%%

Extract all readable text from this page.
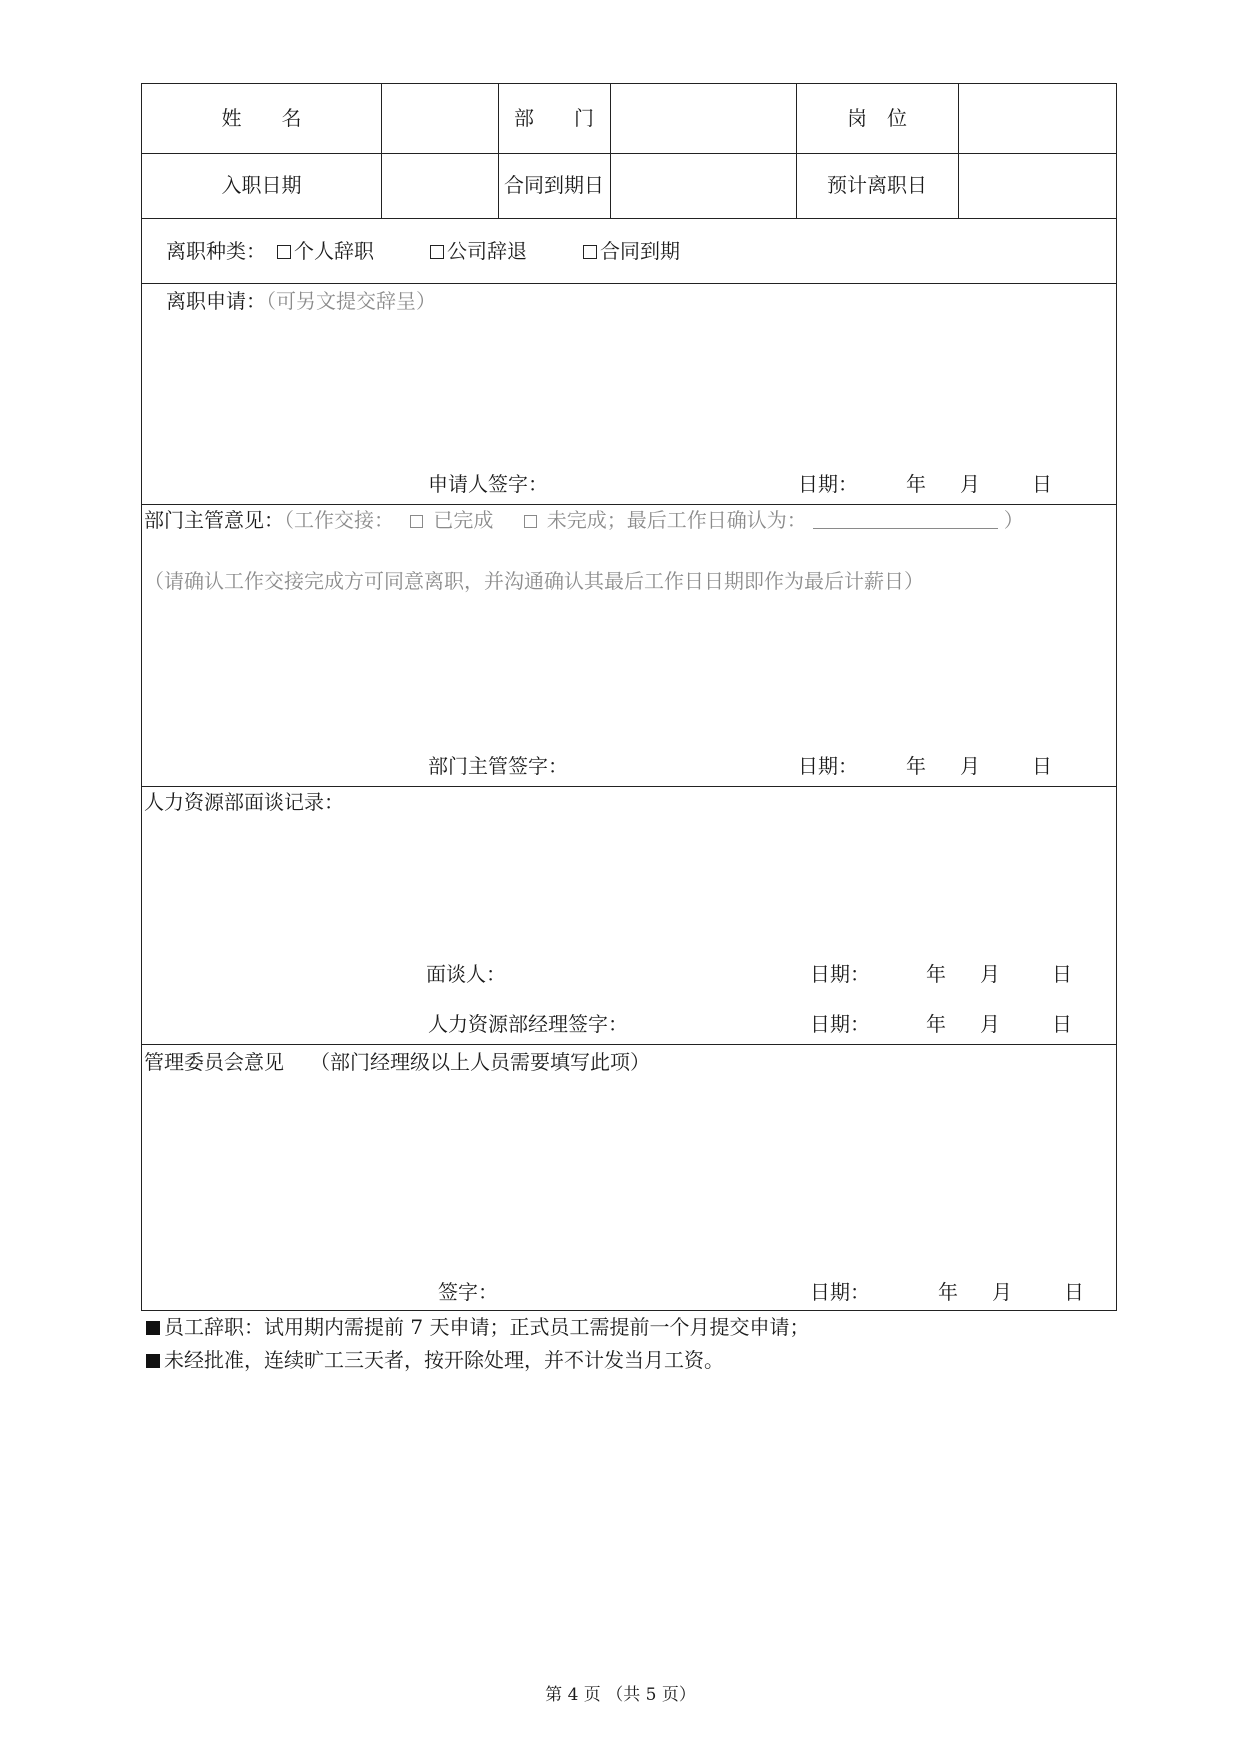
姓　　名	部　　门	岗　位
入职日期	合同到期日	预计离职日
离职种类：	个人辞职	公司辞退	合同到期
离职申请：（可另文提交辞呈）
申请人签字：	日期： 年 月	日
部门主管意见：（工作交接： 已完成	未完成；最后工作日确认为：	）
（请确认工作交接完成方可同意离职，并沟通确认其最后工作日日期即作为最后计薪日）
部门主管签字：	日期： 年 月	日
人力资源部面谈记录：
面谈人：	日期：	年 月	日
人力资源部经理签字：	日期：	年 月	日
管理委员会意见 （部门经理级以上人员需要填写此项）
签字：	日期：	年 月	日
员工辞职：试用期内需提前 7 天申请；正式员工需提前一个月提交申请；
未经批准，连续旷工三天者，按开除处理，并不计发当月工资。
第 4 页 （共 5 页）
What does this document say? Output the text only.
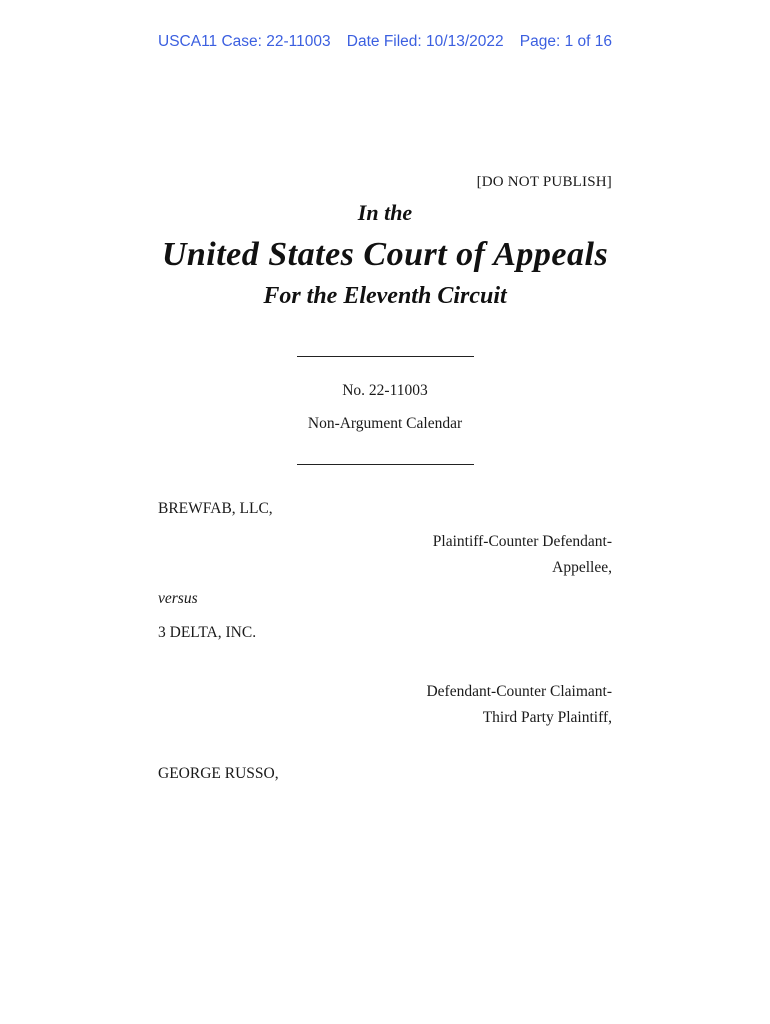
USCA11 Case: 22-11003 Date Filed: 10/13/2022 Page: 1 of 16
[DO NOT PUBLISH]
In the
United States Court of Appeals
For the Eleventh Circuit
No. 22-11003
Non-Argument Calendar
BREWFAB, LLC,
Plaintiff-Counter Defendant-
Appellee,
versus
3 DELTA, INC.
Defendant-Counter Claimant-
Third Party Plaintiff,
GEORGE RUSSO,
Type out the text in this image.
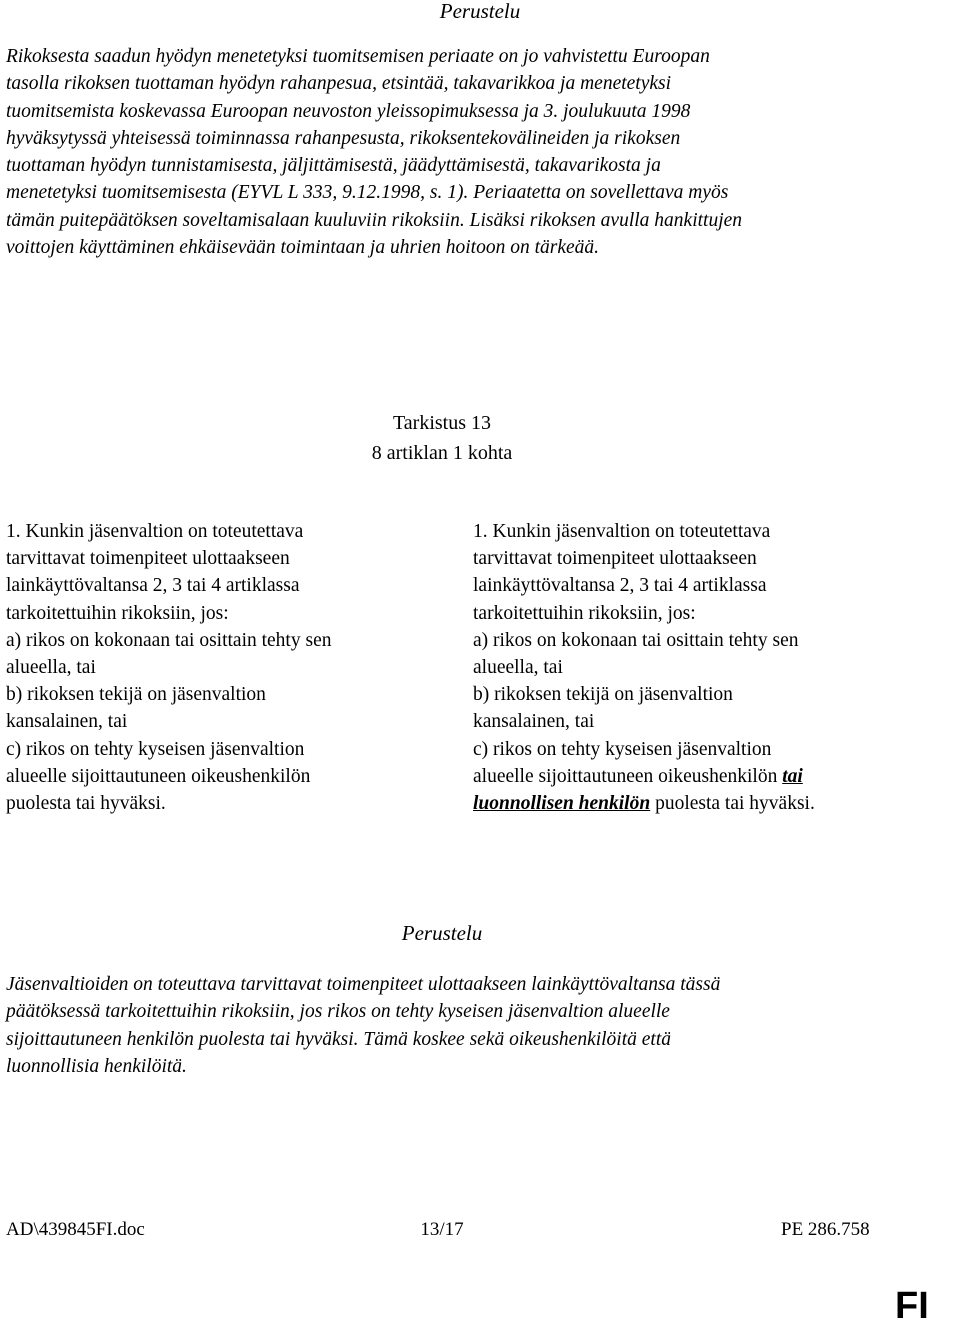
Perustelu

Rikoksesta saadun hyödyn menetetyksi tuomitsemisen periaate on jo vahvistettu Euroopan

tasolla rikoksen tuottaman hyödyn rahanpesua, etsintää, takavarikkoa ja menetetyksi

tuomitsemista koskevassa Euroopan neuvoston yleissopimuksessa ja 3. joulukuuta 1998

hyväksytyssä yhteisessä toiminnassa rahanpesusta, rikoksentekovälineiden ja rikoksen

tuottaman hyödyn tunnistamisesta, jäljittämisestä, jäädyttämisestä, takavarikosta ja

menetetyksi tuomitsemisesta (EYVL L 333, 9.12.1998, s. 1). Periaatetta on sovellettava myös

tämän puitepäätöksen soveltamisalaan kuuluviin rikoksiin. Lisäksi rikoksen avulla hankittujen

voittojen käyttäminen ehkäisevään toimintaan ja uhrien hoitoon on tärkeää.

Tarkistus 13
8 artiklan 1 kohta

1. Kunkin jäsenvaltion on toteutettava

tarvittavat toimenpiteet ulottaakseen

lainkäyttövaltansa 2, 3 tai 4 artiklassa

tarkoitettuihin rikoksiin, jos:

a) rikos on kokonaan tai osittain tehty sen

alueella, tai

b) rikoksen tekijä on jäsenvaltion

kansalainen, tai

c) rikos on tehty kyseisen jäsenvaltion

alueelle sijoittautuneen oikeushenkilön

puolesta tai hyväksi.

1. Kunkin jäsenvaltion on toteutettava

tarvittavat toimenpiteet ulottaakseen

lainkäyttövaltansa 2, 3 tai 4 artiklassa

tarkoitettuihin rikoksiin, jos:

a) rikos on kokonaan tai osittain tehty sen

alueella, tai

b) rikoksen tekijä on jäsenvaltion

kansalainen, tai

c) rikos on tehty kyseisen jäsenvaltion

alueelle sijoittautuneen oikeushenkilön tai

luonnollisen henkilön puolesta tai hyväksi.

Perustelu

Jäsenvaltioiden on toteuttava tarvittavat toimenpiteet ulottaakseen lainkäyttövaltansa tässä

päätöksessä tarkoitettuihin rikoksiin, jos rikos on tehty kyseisen jäsenvaltion alueelle

sijoittautuneen henkilön puolesta tai hyväksi. Tämä koskee sekä oikeushenkilöitä että

luonnollisia henkilöitä.

AD\439845FI.doc	13/17	PE 286.758
FI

%%

#### WRITTEN PROBLEM:
Without the pictures, restate each entry exactly.

#### WRITTEN SOLUTION:
Extract all readable text from this page.
姓　　名	部　　门	岗　位
入职日期	合同到期日	预计离职日
离职种类：	个人辞职	公司辞退	合同到期
离职申请：（可另文提交辞呈）
申请人签字：	日期： 年 月	日
部门主管意见：（工作交接： 已完成	未完成；最后工作日确认为：	）
（请确认工作交接完成方可同意离职，并沟通确认其最后工作日日期即作为最后计薪日）
部门主管签字：	日期： 年 月	日
人力资源部面谈记录：
面谈人：	日期：	年 月	日
人力资源部经理签字：	日期：	年 月	日
管理委员会意见 （部门经理级以上人员需要填写此项）
签字：	日期：	年 月	日
员工辞职：试用期内需提前 7 天申请；正式员工需提前一个月提交申请；
未经批准，连续旷工三天者，按开除处理，并不计发当月工资。
第 4 页 （共 5 页）
What does this document say? Output the text only.
USCA11 Case: 22-11003 Date Filed: 10/13/2022 Page: 1 of 16
[DO NOT PUBLISH]
In the
United States Court of Appeals
For the Eleventh Circuit
No. 22-11003
Non-Argument Calendar
BREWFAB, LLC,
Plaintiff-Counter Defendant-
Appellee,
versus
3 DELTA, INC.
Defendant-Counter Claimant-
Third Party Plaintiff,
GEORGE RUSSO,
Type out the text in this image.
Perustelu

Rikoksesta saadun hyödyn menetetyksi tuomitsemisen periaate on jo vahvistettu Euroopan

tasolla rikoksen tuottaman hyödyn rahanpesua, etsintää, takavarikkoa ja menetetyksi

tuomitsemista koskevassa Euroopan neuvoston yleissopimuksessa ja 3. joulukuuta 1998

hyväksytyssä yhteisessä toiminnassa rahanpesusta, rikoksentekovälineiden ja rikoksen

tuottaman hyödyn tunnistamisesta, jäljittämisestä, jäädyttämisestä, takavarikosta ja

menetetyksi tuomitsemisesta (EYVL L 333, 9.12.1998, s. 1). Periaatetta on sovellettava myös

tämän puitepäätöksen soveltamisalaan kuuluviin rikoksiin. Lisäksi rikoksen avulla hankittujen

voittojen käyttäminen ehkäisevään toimintaan ja uhrien hoitoon on tärkeää.

Tarkistus 13
8 artiklan 1 kohta

1. Kunkin jäsenvaltion on toteutettava

tarvittavat toimenpiteet ulottaakseen

lainkäyttövaltansa 2, 3 tai 4 artiklassa

tarkoitettuihin rikoksiin, jos:

a) rikos on kokonaan tai osittain tehty sen

alueella, tai

b) rikoksen tekijä on jäsenvaltion

kansalainen, tai

c) rikos on tehty kyseisen jäsenvaltion

alueelle sijoittautuneen oikeushenkilön

puolesta tai hyväksi.

1. Kunkin jäsenvaltion on toteutettava

tarvittavat toimenpiteet ulottaakseen

lainkäyttövaltansa 2, 3 tai 4 artiklassa

tarkoitettuihin rikoksiin, jos:

a) rikos on kokonaan tai osittain tehty sen

alueella, tai

b) rikoksen tekijä on jäsenvaltion

kansalainen, tai

c) rikos on tehty kyseisen jäsenvaltion

alueelle sijoittautuneen oikeushenkilön tai

luonnollisen henkilön puolesta tai hyväksi.

Perustelu

Jäsenvaltioiden on toteuttava tarvittavat toimenpiteet ulottaakseen lainkäyttövaltansa tässä

päätöksessä tarkoitettuihin rikoksiin, jos rikos on tehty kyseisen jäsenvaltion alueelle

sijoittautuneen henkilön puolesta tai hyväksi. Tämä koskee sekä oikeushenkilöitä että

luonnollisia henkilöitä.

AD\439845FI.doc	13/17	PE 286.758
FI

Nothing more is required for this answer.